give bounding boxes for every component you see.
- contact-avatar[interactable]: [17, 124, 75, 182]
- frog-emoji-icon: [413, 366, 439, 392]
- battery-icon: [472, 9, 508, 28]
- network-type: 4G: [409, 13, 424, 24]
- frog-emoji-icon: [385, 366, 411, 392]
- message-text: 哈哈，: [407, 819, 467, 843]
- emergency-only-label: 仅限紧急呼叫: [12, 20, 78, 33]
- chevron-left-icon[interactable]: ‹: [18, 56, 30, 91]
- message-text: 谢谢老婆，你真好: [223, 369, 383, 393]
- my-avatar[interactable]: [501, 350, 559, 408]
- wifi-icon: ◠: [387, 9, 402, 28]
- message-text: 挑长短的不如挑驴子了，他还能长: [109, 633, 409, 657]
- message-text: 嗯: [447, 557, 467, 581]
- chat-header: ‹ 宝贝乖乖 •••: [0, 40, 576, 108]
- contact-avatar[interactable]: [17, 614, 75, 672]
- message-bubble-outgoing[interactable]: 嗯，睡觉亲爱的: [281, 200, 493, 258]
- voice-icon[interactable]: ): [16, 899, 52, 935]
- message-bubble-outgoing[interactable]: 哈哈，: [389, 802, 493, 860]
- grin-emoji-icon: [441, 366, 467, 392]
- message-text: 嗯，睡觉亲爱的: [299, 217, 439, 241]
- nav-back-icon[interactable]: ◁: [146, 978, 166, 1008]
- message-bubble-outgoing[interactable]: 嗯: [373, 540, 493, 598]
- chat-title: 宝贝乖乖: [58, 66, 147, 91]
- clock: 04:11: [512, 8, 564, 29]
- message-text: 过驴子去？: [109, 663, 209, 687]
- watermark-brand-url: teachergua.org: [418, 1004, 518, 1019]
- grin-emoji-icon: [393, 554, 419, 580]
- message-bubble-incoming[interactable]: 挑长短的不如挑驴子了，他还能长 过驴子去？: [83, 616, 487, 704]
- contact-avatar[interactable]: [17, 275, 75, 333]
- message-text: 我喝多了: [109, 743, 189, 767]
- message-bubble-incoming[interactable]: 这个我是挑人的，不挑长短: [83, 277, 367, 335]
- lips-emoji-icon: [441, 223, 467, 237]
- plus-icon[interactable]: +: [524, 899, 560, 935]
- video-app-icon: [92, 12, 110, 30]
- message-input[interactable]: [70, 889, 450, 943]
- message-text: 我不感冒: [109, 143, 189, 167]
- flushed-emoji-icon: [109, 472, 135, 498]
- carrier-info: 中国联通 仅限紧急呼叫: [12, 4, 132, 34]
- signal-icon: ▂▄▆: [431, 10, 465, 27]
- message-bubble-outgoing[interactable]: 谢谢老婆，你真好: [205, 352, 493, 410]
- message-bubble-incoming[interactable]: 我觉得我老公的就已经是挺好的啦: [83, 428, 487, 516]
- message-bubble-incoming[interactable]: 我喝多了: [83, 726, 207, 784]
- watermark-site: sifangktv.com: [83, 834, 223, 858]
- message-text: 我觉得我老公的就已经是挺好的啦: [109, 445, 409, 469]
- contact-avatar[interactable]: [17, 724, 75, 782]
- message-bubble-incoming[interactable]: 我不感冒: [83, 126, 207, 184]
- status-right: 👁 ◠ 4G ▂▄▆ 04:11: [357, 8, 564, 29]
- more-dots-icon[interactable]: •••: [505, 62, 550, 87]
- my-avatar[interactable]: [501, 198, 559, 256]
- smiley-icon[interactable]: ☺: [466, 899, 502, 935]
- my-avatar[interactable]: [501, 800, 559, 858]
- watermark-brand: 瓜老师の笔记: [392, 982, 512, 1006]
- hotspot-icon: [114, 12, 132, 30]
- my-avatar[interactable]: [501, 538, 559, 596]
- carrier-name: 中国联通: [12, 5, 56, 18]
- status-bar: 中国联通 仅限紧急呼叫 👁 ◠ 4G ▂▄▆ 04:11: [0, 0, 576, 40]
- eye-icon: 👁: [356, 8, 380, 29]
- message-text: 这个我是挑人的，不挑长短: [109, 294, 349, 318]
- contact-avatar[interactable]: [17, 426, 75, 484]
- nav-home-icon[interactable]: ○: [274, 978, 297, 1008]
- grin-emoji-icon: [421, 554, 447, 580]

== == ==

WHAT TO WORK ON: Can you print the listing above word for word, from its first line through the line containing "- flushed-emoji-icon: [109, 472, 135, 498]", including both of those lines?

OUTPUT BELOW:
give bounding boxes for every component you see.
- contact-avatar[interactable]: [17, 124, 75, 182]
- frog-emoji-icon: [413, 366, 439, 392]
- battery-icon: [472, 9, 508, 28]
- network-type: 4G: [409, 13, 424, 24]
- frog-emoji-icon: [385, 366, 411, 392]
- message-text: 哈哈，: [407, 819, 467, 843]
- emergency-only-label: 仅限紧急呼叫: [12, 20, 78, 33]
- chevron-left-icon[interactable]: ‹: [18, 56, 30, 91]
- message-text: 谢谢老婆，你真好: [223, 369, 383, 393]
- my-avatar[interactable]: [501, 350, 559, 408]
- wifi-icon: ◠: [387, 9, 402, 28]
- message-text: 挑长短的不如挑驴子了，他还能长: [109, 633, 409, 657]
- message-text: 嗯: [447, 557, 467, 581]
- chat-header: ‹ 宝贝乖乖 •••: [0, 40, 576, 108]
- contact-avatar[interactable]: [17, 614, 75, 672]
- message-bubble-outgoing[interactable]: 嗯，睡觉亲爱的: [281, 200, 493, 258]
- voice-icon[interactable]: ): [16, 899, 52, 935]
- message-bubble-outgoing[interactable]: 哈哈，: [389, 802, 493, 860]
- grin-emoji-icon: [441, 366, 467, 392]
- message-text: 嗯，睡觉亲爱的: [299, 217, 439, 241]
- nav-back-icon[interactable]: ◁: [146, 978, 166, 1008]
- message-bubble-outgoing[interactable]: 嗯: [373, 540, 493, 598]
- chat-title: 宝贝乖乖: [58, 66, 147, 91]
- clock: 04:11: [512, 8, 564, 29]
- message-text: 过驴子去？: [109, 663, 209, 687]
- watermark-brand-url: teachergua.org: [418, 1004, 518, 1019]
- grin-emoji-icon: [393, 554, 419, 580]
- message-bubble-incoming[interactable]: 挑长短的不如挑驴子了，他还能长 过驴子去？: [83, 616, 487, 704]
- contact-avatar[interactable]: [17, 275, 75, 333]
- message-text: 我喝多了: [109, 743, 189, 767]
- message-bubble-incoming[interactable]: 这个我是挑人的，不挑长短: [83, 277, 367, 335]
- lips-emoji-icon: [441, 223, 467, 237]
- plus-icon[interactable]: +: [524, 899, 560, 935]
- video-app-icon: [92, 12, 110, 30]
- message-input[interactable]: [70, 889, 450, 943]
- message-text: 我不感冒: [109, 143, 189, 167]
- flushed-emoji-icon: [109, 472, 135, 498]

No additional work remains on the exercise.